** Start Data extract **

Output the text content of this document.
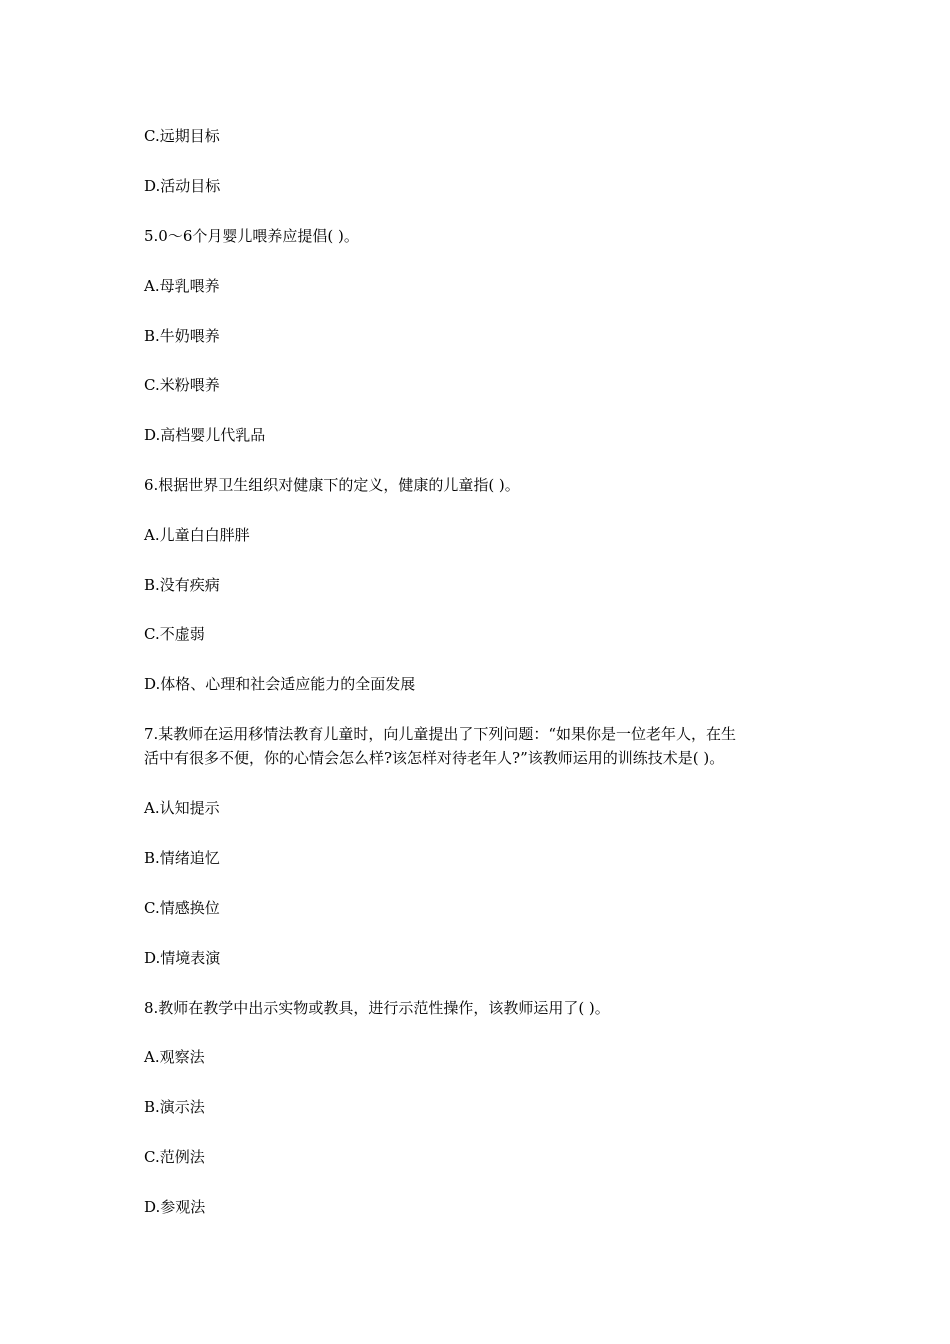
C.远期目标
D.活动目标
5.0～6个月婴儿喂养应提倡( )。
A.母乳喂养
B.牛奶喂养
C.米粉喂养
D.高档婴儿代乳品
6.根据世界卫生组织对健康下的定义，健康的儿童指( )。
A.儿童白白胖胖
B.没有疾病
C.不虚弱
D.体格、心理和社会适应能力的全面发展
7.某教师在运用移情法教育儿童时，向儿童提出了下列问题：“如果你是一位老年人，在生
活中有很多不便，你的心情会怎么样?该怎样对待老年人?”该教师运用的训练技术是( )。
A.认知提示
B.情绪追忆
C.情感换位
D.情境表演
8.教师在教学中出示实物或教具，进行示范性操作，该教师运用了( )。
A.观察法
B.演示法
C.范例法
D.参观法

** End Data extract **
** Start Data extract **

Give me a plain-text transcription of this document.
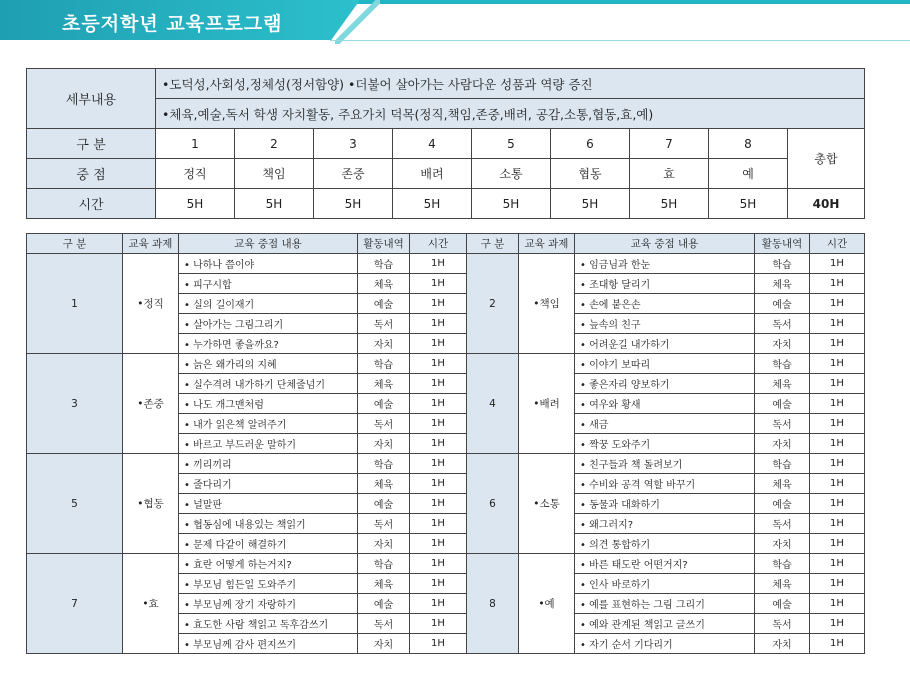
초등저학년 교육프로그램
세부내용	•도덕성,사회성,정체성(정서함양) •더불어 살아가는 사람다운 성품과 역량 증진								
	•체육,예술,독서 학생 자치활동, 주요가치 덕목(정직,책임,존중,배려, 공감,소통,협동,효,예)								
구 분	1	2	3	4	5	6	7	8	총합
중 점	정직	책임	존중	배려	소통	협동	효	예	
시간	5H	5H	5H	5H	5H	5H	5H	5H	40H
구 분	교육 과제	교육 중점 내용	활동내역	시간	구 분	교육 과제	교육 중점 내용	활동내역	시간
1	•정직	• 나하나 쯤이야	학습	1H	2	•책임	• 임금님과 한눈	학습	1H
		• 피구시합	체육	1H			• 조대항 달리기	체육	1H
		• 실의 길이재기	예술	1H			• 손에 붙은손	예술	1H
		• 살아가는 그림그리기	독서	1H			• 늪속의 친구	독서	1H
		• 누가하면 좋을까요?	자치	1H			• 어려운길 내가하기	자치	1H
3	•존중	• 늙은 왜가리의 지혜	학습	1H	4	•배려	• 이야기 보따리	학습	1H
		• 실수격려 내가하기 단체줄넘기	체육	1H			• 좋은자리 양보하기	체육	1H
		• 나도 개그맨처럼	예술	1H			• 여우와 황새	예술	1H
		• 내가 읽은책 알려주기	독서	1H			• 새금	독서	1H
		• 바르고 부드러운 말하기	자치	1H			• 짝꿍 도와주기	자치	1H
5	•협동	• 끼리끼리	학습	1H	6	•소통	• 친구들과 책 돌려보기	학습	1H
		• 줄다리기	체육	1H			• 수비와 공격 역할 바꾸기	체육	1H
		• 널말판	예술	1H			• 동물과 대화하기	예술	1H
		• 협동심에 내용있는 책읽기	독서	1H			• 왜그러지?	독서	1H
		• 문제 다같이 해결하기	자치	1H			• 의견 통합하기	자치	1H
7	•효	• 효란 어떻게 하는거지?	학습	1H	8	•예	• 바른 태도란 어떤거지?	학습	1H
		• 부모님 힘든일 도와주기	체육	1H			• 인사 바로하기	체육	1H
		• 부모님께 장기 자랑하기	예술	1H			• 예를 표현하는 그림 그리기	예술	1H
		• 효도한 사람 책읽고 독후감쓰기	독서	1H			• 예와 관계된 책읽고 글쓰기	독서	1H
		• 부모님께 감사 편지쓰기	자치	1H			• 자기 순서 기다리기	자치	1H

** End Data extract **
** Start Data extract **

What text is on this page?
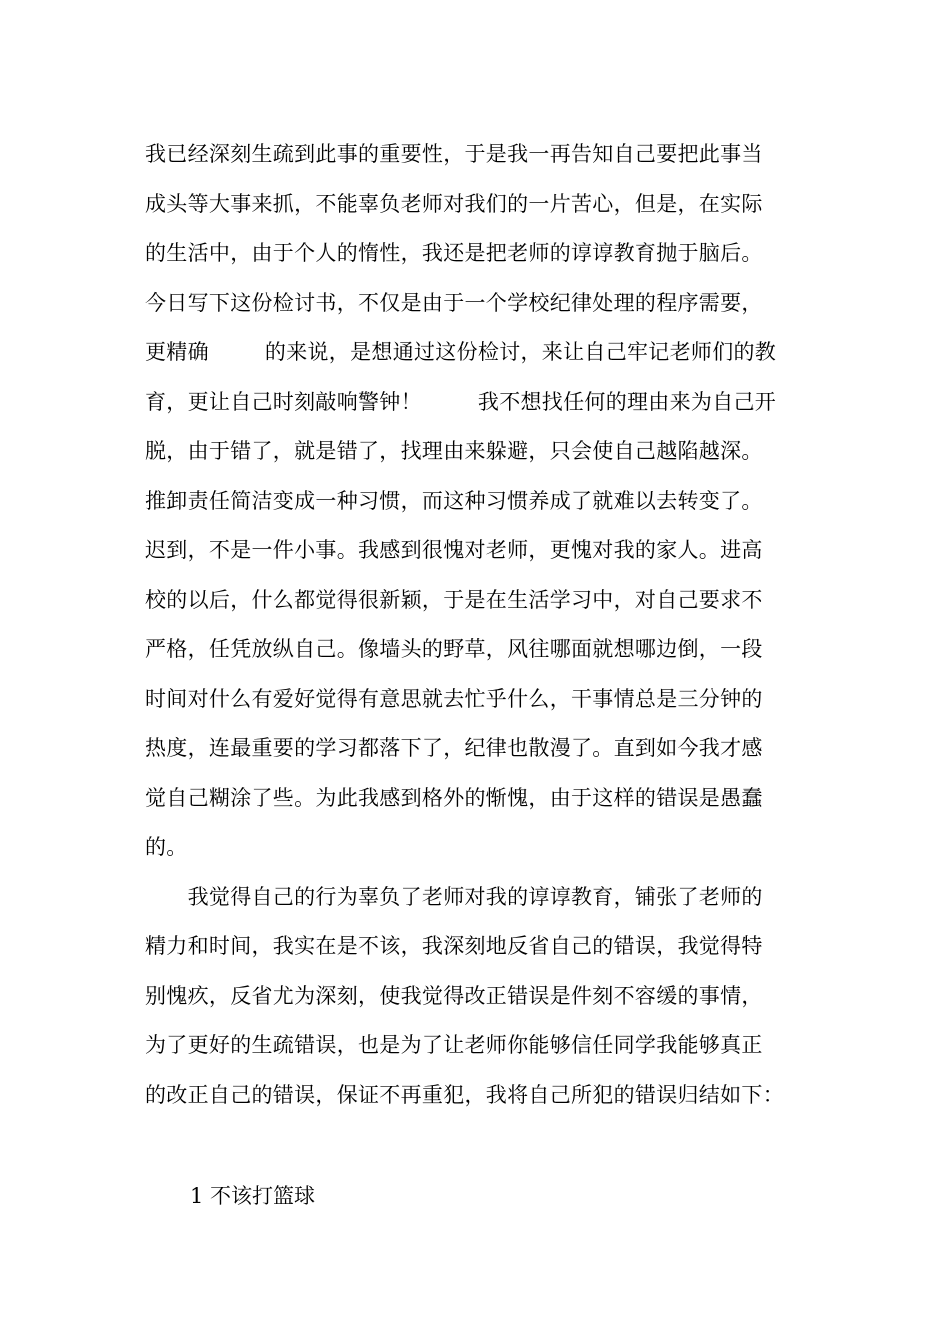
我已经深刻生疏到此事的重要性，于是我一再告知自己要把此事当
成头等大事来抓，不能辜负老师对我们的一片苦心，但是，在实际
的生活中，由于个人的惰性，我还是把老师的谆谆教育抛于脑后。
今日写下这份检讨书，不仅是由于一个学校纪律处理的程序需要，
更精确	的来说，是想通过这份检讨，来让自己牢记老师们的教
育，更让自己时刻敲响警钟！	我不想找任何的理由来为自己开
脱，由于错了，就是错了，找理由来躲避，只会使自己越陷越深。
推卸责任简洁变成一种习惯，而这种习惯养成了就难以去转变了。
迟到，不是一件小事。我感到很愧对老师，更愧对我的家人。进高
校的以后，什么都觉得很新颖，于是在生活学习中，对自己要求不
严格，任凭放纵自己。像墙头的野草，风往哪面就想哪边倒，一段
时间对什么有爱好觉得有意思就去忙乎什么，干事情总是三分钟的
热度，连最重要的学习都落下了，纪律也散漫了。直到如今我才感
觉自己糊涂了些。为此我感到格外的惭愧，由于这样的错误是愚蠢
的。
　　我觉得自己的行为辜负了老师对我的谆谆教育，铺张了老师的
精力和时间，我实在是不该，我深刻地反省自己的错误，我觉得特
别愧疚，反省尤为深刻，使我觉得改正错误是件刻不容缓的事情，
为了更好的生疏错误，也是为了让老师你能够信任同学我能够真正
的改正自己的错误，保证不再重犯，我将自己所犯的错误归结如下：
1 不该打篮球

** End Data extract **

Compute the number of lines above that contain the string "살아가는". Reply with that value only.

- _The response_
2